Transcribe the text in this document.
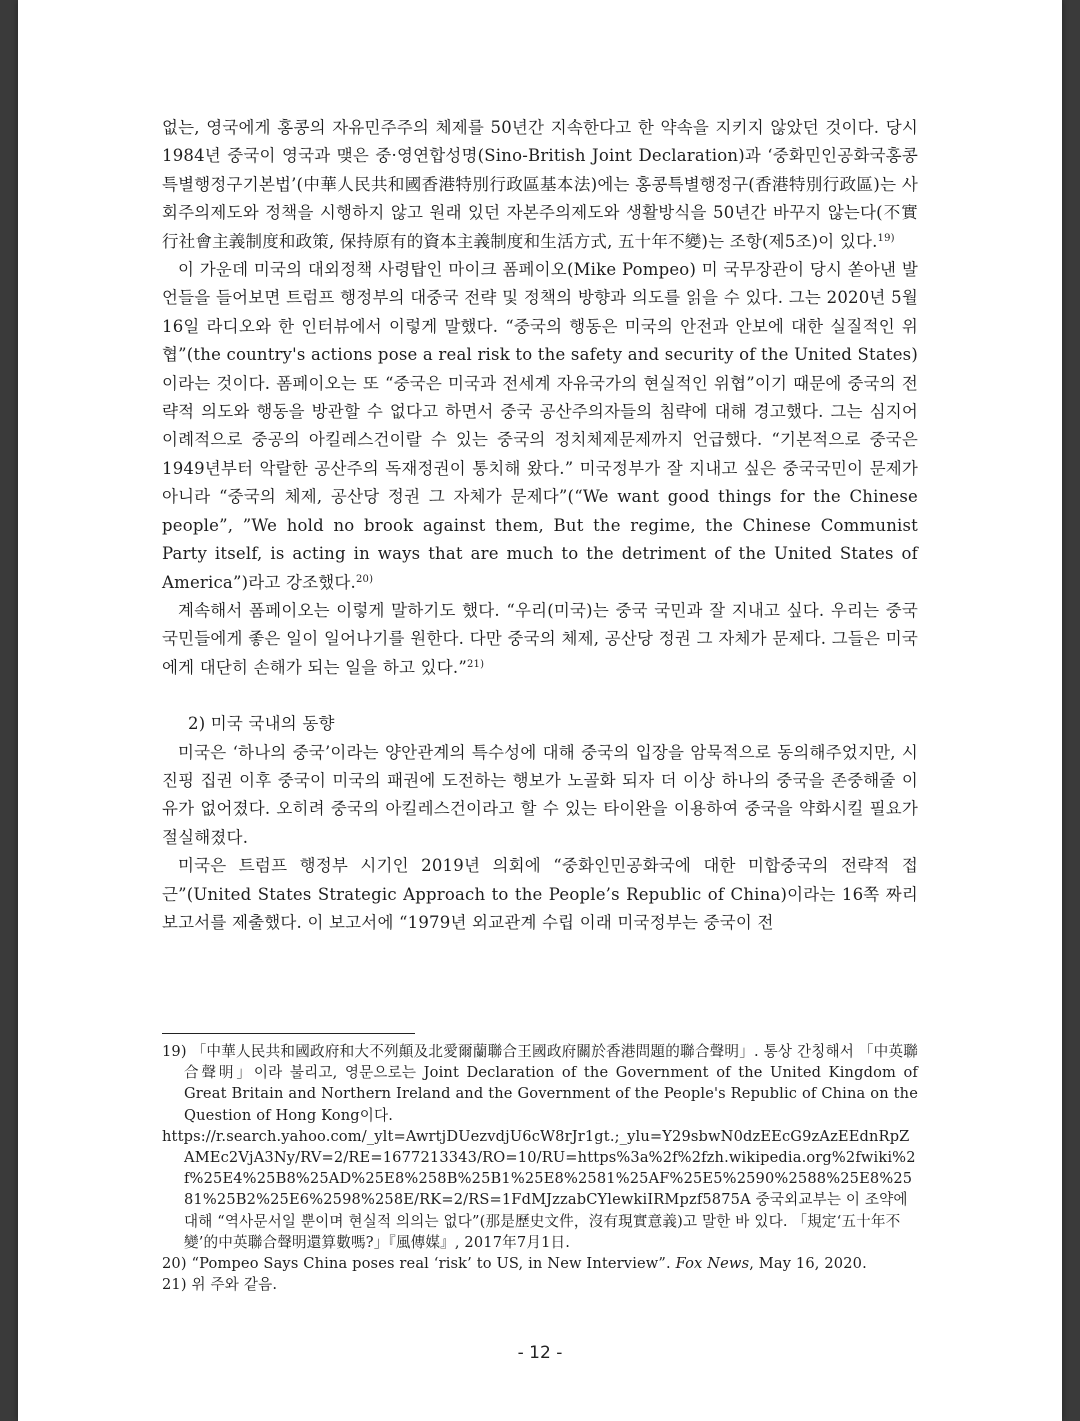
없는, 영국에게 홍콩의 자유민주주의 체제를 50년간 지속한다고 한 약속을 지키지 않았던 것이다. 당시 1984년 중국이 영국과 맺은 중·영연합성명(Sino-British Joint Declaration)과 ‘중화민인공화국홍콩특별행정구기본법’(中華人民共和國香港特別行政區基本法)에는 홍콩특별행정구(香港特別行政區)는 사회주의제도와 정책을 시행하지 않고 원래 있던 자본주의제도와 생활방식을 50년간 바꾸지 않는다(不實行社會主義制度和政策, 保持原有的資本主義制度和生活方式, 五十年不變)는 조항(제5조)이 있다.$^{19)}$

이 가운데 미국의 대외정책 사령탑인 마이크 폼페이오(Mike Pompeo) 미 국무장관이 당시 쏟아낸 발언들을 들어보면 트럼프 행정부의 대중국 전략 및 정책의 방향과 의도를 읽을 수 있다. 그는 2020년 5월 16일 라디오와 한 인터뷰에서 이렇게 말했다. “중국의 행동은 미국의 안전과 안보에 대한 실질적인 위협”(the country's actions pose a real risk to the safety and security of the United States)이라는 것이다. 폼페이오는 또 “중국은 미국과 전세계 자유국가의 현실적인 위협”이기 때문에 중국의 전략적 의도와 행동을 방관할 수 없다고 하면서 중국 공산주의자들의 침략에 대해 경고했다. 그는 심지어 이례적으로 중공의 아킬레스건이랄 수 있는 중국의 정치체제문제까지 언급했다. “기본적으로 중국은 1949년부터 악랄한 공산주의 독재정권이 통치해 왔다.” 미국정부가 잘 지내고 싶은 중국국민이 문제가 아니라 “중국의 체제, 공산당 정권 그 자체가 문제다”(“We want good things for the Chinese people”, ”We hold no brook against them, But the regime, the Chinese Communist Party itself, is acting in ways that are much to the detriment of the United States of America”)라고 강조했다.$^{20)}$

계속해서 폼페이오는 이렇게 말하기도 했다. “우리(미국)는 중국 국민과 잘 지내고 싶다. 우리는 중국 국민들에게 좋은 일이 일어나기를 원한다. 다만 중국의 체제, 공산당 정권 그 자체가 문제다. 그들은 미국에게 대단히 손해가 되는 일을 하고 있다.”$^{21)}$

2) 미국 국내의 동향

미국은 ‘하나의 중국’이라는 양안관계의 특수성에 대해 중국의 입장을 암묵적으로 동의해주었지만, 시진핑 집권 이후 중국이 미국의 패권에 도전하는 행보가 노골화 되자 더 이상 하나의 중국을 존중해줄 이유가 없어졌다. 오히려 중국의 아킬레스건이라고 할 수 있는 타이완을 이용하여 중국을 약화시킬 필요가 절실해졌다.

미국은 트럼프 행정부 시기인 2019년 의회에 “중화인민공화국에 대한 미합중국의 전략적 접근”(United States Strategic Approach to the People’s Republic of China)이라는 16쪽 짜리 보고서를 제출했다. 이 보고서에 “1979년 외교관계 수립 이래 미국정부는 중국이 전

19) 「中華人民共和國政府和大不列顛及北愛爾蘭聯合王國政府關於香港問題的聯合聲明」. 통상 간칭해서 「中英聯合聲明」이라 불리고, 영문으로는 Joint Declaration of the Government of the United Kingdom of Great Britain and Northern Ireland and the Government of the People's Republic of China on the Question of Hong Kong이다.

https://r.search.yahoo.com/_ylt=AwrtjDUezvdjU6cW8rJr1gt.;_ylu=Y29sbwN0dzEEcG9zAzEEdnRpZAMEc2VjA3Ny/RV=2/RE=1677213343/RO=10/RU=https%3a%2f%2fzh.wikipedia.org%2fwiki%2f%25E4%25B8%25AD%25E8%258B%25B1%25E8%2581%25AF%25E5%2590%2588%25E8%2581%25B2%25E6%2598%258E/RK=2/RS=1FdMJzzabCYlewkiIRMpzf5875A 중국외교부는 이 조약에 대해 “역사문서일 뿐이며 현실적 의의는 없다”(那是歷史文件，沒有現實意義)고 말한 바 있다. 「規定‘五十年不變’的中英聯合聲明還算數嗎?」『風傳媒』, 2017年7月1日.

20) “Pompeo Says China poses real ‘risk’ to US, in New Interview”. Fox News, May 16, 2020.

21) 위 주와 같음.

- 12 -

###

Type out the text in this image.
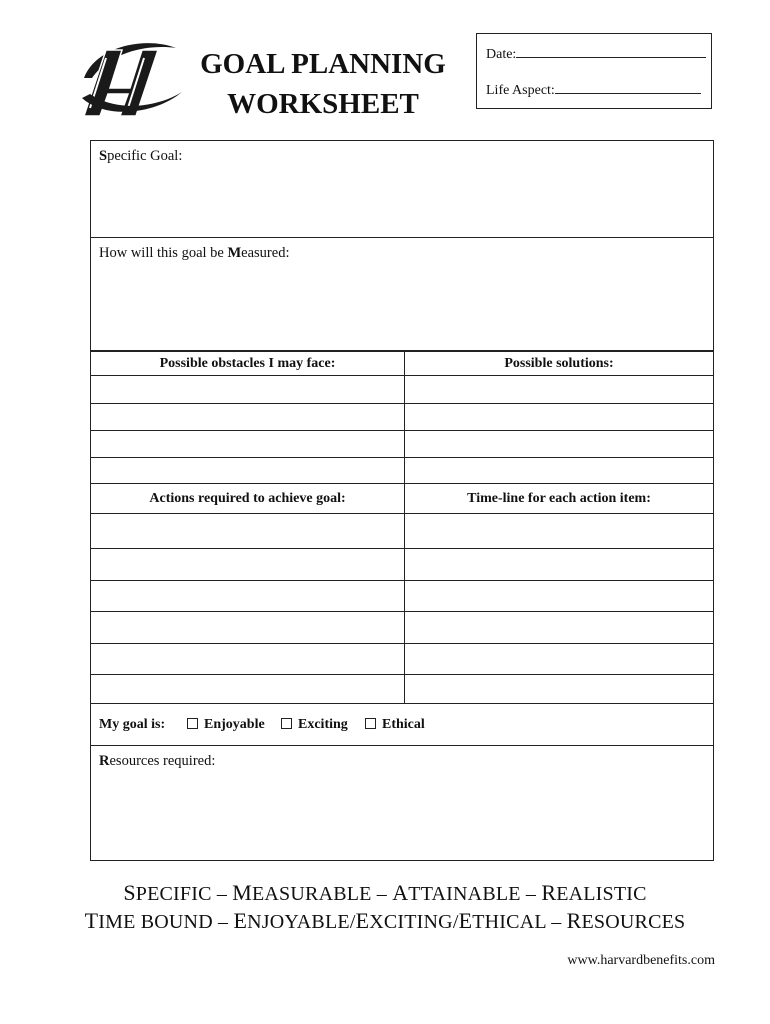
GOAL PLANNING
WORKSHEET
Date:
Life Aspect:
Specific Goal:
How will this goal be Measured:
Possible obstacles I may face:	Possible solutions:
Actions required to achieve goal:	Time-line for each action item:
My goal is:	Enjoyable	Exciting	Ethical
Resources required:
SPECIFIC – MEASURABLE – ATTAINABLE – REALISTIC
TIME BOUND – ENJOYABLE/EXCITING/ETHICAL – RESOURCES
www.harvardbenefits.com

###

PROBLEM REQUIREMENTS> Pull out all lines from the entries above in which the word "Republic" appears.

REPLY TO THE EXERCISE>
미국은 트럼프 행정부 시기인 2019년 의회에 “중화인민공화국에 대한 미합중국의 전략적 접근”(United States Strategic Approach to the People’s Republic of China)이라는 16쪽 짜리 보고서를 제출했다. 이 보고서에 “1979년 외교관계 수립 이래 미국정부는 중국이 전
19) 「中華人民共和國政府和大不列顛及北愛爾蘭聯合王國政府關於香港問題的聯合聲明」. 통상 간칭해서 「中英聯合聲明」이라 불리고, 영문으로는 Joint Declaration of the Government of the United Kingdom of Great Britain and Northern Ireland and the Government of the People's Republic of China on the Question of Hong Kong이다.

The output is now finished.